____ RECORDS SHOWN
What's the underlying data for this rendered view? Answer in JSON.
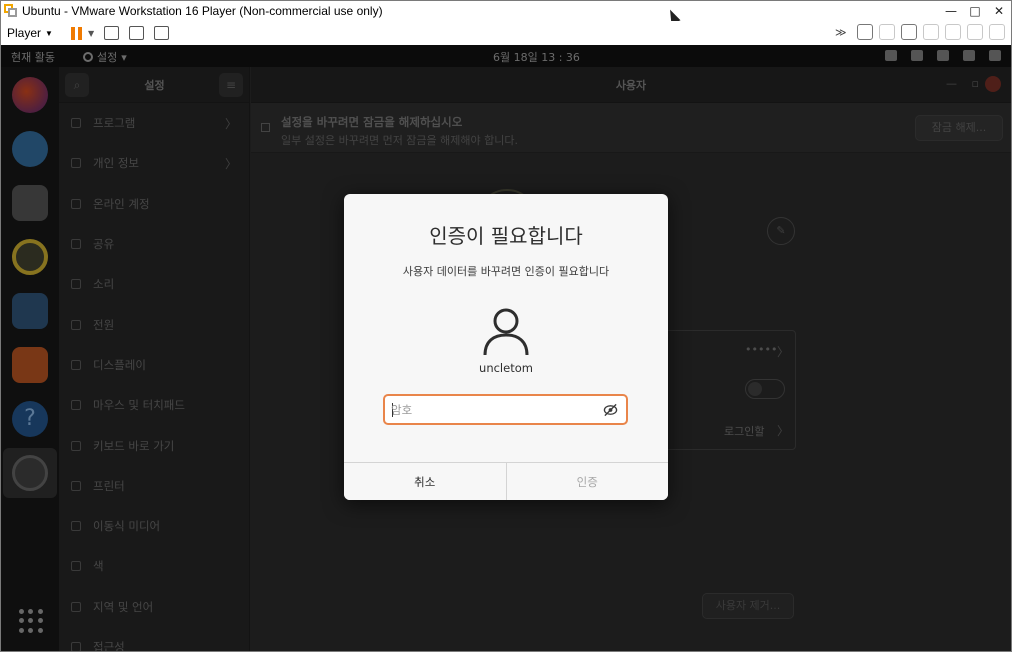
{
  "vmware": {
    "title": "Ubuntu - VMware Workstation 16 Player (Non-commercial use only)",
    "player_menu": "Player",
    "window_controls": {
      "minimize": "—",
      "maximize": "□",
      "close": "✕"
    }
  },
  "topbar": {
    "activities": "현재 활동",
    "app_menu": "설정",
    "clock": "6월 18일  13 : 36"
  },
  "dock": {
    "items": [
      "firefox-icon",
      "thunderbird-icon",
      "files-icon",
      "rhythmbox-icon",
      "writer-icon",
      "app-store-icon",
      "help-icon",
      "settings-icon",
      "show-apps-icon"
    ]
  },
  "settings": {
    "sidebar_title": "설정",
    "content_title": "사용자",
    "sidebar_items": [
      {
        "label": "프로그램",
        "chevron": "〉"
      },
      {
        "label": "개인 정보",
        "chevron": "〉"
      },
      {
        "label": "온라인 계정",
        "chevron": ""
      },
      {
        "label": "공유",
        "chevron": ""
      },
      {
        "label": "소리",
        "chevron": ""
      },
      {
        "label": "전원",
        "chevron": ""
      },
      {
        "label": "디스플레이",
        "chevron": ""
      },
      {
        "label": "마우스 및 터치패드",
        "chevron": ""
      },
      {
        "label": "키보드 바로 가기",
        "chevron": ""
      },
      {
        "label": "프린터",
        "chevron": ""
      },
      {
        "label": "이동식 미디어",
        "chevron": ""
      },
      {
        "label": "색",
        "chevron": ""
      },
      {
        "label": "지역 및 언어",
        "chevron": ""
      },
      {
        "label": "접근성",
        "chevron": ""
      }
    ],
    "lock_bar": {
      "title": "설정을 바꾸려면 잠금을 해제하십시오",
      "subtitle": "일부 설정은 바꾸려면 먼저 잠금을 해제해야 합니다.",
      "unlock_button": "잠금 해제..."
    },
    "password_dots": "•••••",
    "login_label": "로그인할",
    "remove_user_button": "사용자 제거..."
  },
  "dialog": {
    "heading": "인증이 필요합니다",
    "subtitle": "사용자 데이터를 바꾸려면 인증이 필요합니다",
    "username": "uncletom",
    "password_placeholder": "암호",
    "cancel_label": "취소",
    "authenticate_label": "인증",
    "accent_color": "#e9854a"
  }
}
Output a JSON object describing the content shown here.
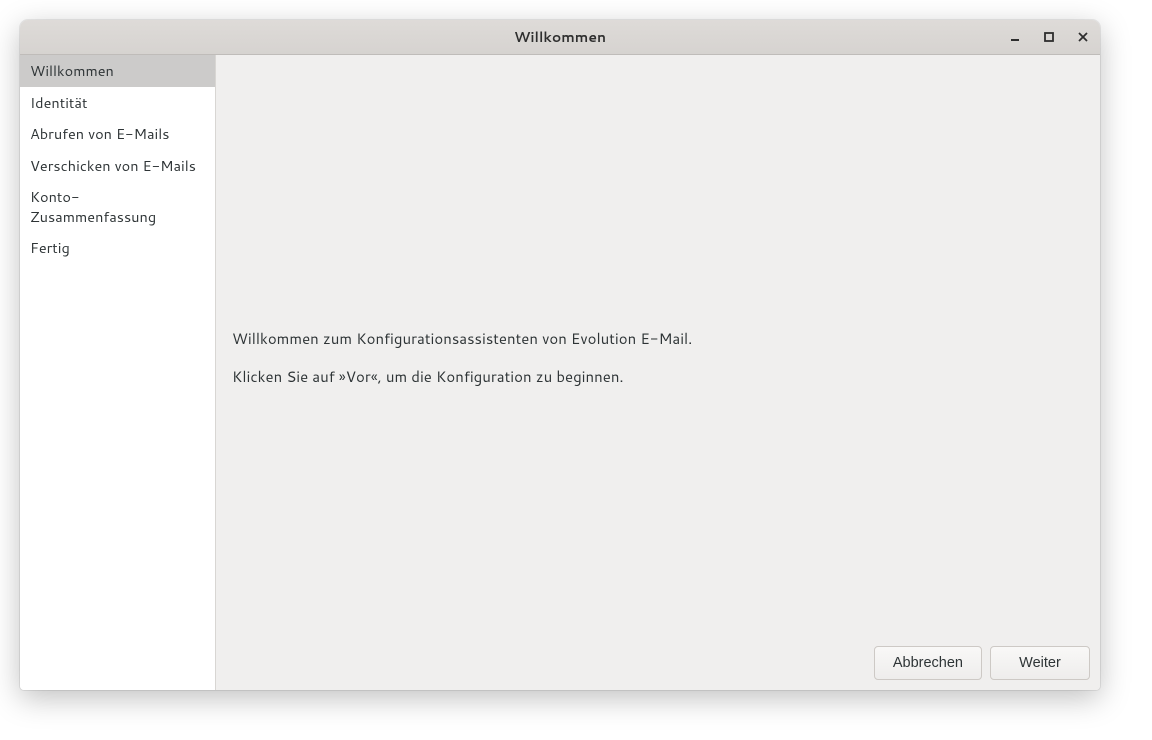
{
  "titlebar": {
    "title": "Willkommen"
  },
  "sidebar": {
    "items": [
      {
        "label": "Willkommen",
        "selected": true
      },
      {
        "label": "Identität",
        "selected": false
      },
      {
        "label": "Abrufen von E-Mails",
        "selected": false
      },
      {
        "label": "Verschicken von E-Mails",
        "selected": false
      },
      {
        "label": "Konto-Zusammenfassung",
        "selected": false
      },
      {
        "label": "Fertig",
        "selected": false
      }
    ]
  },
  "main": {
    "welcome_line1": "Willkommen zum Konfigurationsassistenten von Evolution E-Mail.",
    "welcome_line2": "Klicken Sie auf »Vor«, um die Konfiguration zu beginnen."
  },
  "buttons": {
    "cancel": "Abbrechen",
    "next": "Weiter"
  }
}
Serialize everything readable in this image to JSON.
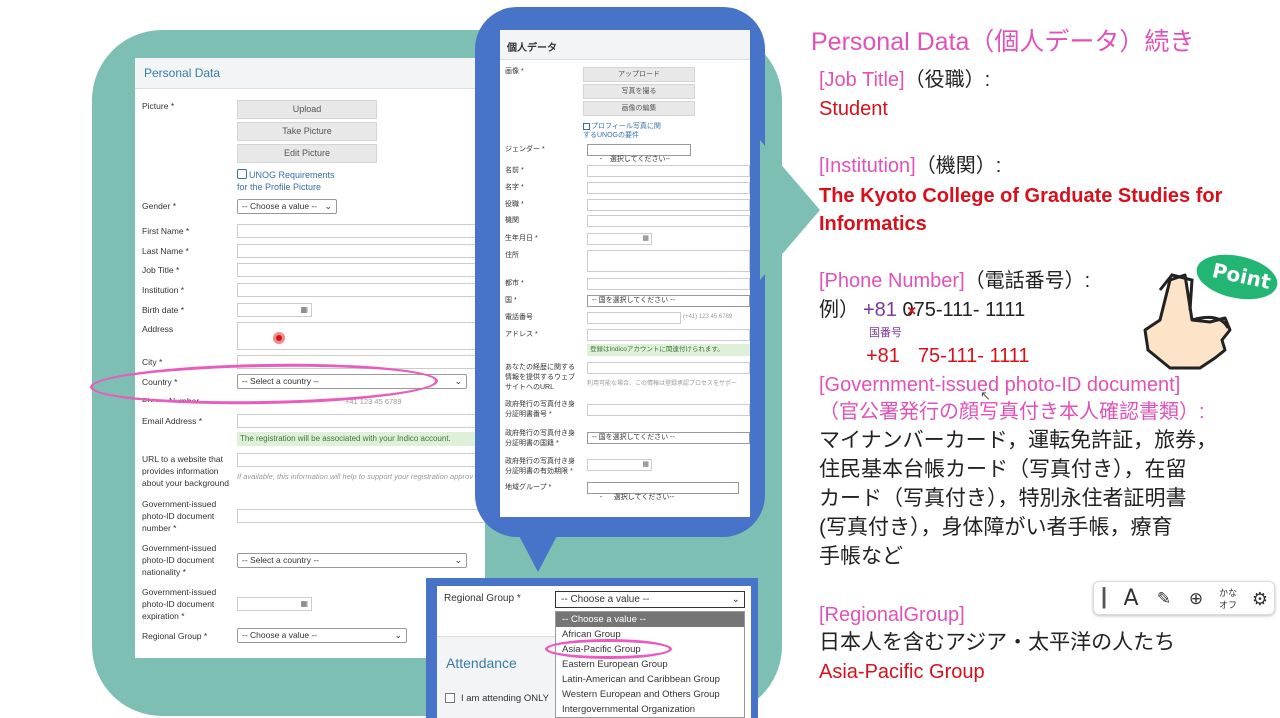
{
  "left_form": {
    "title": "Personal Data",
    "picture_label": "Picture *",
    "upload_label": "Upload",
    "take_picture_label": "Take Picture",
    "edit_picture_label": "Edit Picture",
    "requirements_link_1": "UNOG Requirements",
    "requirements_link_2": "for the Profile Picture",
    "gender_label": "Gender *",
    "gender_value": "-- Choose a value --",
    "first_name_label": "First Name *",
    "last_name_label": "Last Name *",
    "job_title_label": "Job Title *",
    "institution_label": "Institution *",
    "birth_date_label": "Birth date *",
    "address_label": "Address",
    "city_label": "City *",
    "country_label": "Country *",
    "country_value": "-- Select a country --",
    "phone_label": "Phone Number",
    "phone_hint": "+41 123 45 6789",
    "email_label": "Email Address *",
    "email_note": "The registration will be associated with your Indico account.",
    "url_label_1": "URL to a website that",
    "url_label_2": "provides information",
    "url_label_3": "about your background",
    "url_hint": "If available, this information will help to support your registration approv",
    "gov_number_label_1": "Government-issued",
    "gov_number_label_2": "photo-ID document",
    "gov_number_label_3": "number *",
    "gov_nat_label_1": "Government-issued",
    "gov_nat_label_2": "photo-ID document",
    "gov_nat_label_3": "nationality *",
    "gov_nat_value": "-- Select a country --",
    "gov_exp_label_1": "Government-issued",
    "gov_exp_label_2": "photo-ID document",
    "gov_exp_label_3": "expiration *",
    "regional_label": "Regional Group *",
    "regional_value": "-- Choose a value --"
  },
  "jp_form": {
    "title": "個人データ",
    "picture_label": "画像 *",
    "upload_label": "アップロード",
    "take_label": "写真を撮る",
    "edit_label": "画像の編集",
    "link_1": "プロフィール写真に関",
    "link_2": "するUNOGの要件",
    "gender_label": "ジェンダー *",
    "gender_value": "-    選択してください--",
    "first_name_label": "名前 *",
    "last_name_label": "名字 *",
    "job_label": "役職 *",
    "institution_label": "機関",
    "birth_label": "生年月日 *",
    "address_label": "住所",
    "city_label": "都市 *",
    "country_label": "国 *",
    "country_value": "-- 国を選択してください --",
    "phone_label": "電話番号",
    "phone_hint": "(+41) 123 45 6789",
    "email_label": "アドレス *",
    "email_note": "登録はIndicoアカウントに関連付けられます。",
    "url_label_1": "あなたの経歴に関する",
    "url_label_2": "情報を提供するウェブ",
    "url_label_3": "サイトへのURL",
    "url_hint": "利用可能な場合、この情報は登録承認プロセスをサポー",
    "gov_number_label_1": "政府発行の写真付き身",
    "gov_number_label_2": "分証明書番号 *",
    "gov_nat_label_1": "政府発行の写真付き身",
    "gov_nat_label_2": "分証明書の国籍 *",
    "gov_nat_value": "-- 国を選択してください --",
    "gov_exp_label_1": "政府発行の写真付き身",
    "gov_exp_label_2": "分証明書の有効期限 *",
    "regional_label": "地域グループ *",
    "regional_value": "-      選択してください--"
  },
  "dropdown": {
    "label": "Regional Group *",
    "selected": "-- Choose a value --",
    "attendance": "Attendance",
    "attending": "I am attending ONLY",
    "options": [
      "-- Choose a value --",
      "African Group",
      "Asia-Pacific Group",
      "Eastern European Group",
      "Latin-American and Caribbean Group",
      "Western European and Others Group",
      "Intergovernmental Organization"
    ]
  },
  "caption": {
    "title": "Personal Data（個人データ）続き",
    "job_heading": "[Job Title]",
    "job_jp": "（役職）:",
    "job_value": "Student",
    "inst_heading": "[Institution]",
    "inst_jp": "（機関）:",
    "inst_value_1": "The Kyoto College of Graduate Studies for",
    "inst_value_2": "Informatics",
    "phone_heading": "[Phone Number]",
    "phone_jp": "（電話番号）:",
    "example_prefix": "例）",
    "example_code": "+81",
    "example_zero": "0",
    "example_number": "75-111- 1111",
    "country_code_note": "国番号",
    "phone_result_code": "+81",
    "phone_result_number": "75-111- 1111",
    "gov_heading": "[Government-issued photo-ID document]",
    "gov_jp": "（官公署発行の顔写真付き本人確認書類）:",
    "gov_line_1": "マイナンバーカード，運転免許証，旅券，",
    "gov_line_2": "住民基本台帳カード（写真付き），在留",
    "gov_line_3": "カード（写真付き），特別永住者証明書",
    "gov_line_4": "(写真付き），身体障がい者手帳，療育",
    "gov_line_5": "手帳など",
    "regional_heading": "[RegionalGroup]",
    "regional_desc": "日本人を含むアジア・太平洋の人たち",
    "regional_value": "Asia-Pacific Group",
    "point_label": "Point"
  },
  "toolbar": {
    "kana_label": "かな\nオフ",
    "icons": [
      "text-cursor-icon",
      "font-size-icon",
      "handwriting-icon",
      "add-note-icon",
      "kana-off-icon",
      "settings-icon"
    ]
  },
  "colors": {
    "accent_pink": "#e052b8",
    "accent_red": "#d8101c",
    "teal": "#7dbfb3",
    "bubble_blue": "#4774c8"
  }
}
________
**WHAT YOU WILL DO**. Scan the entries above and work out how many lines include the word "바꾸려면"; the reply is that number alone.

**SOLVED PROBLEM**. 3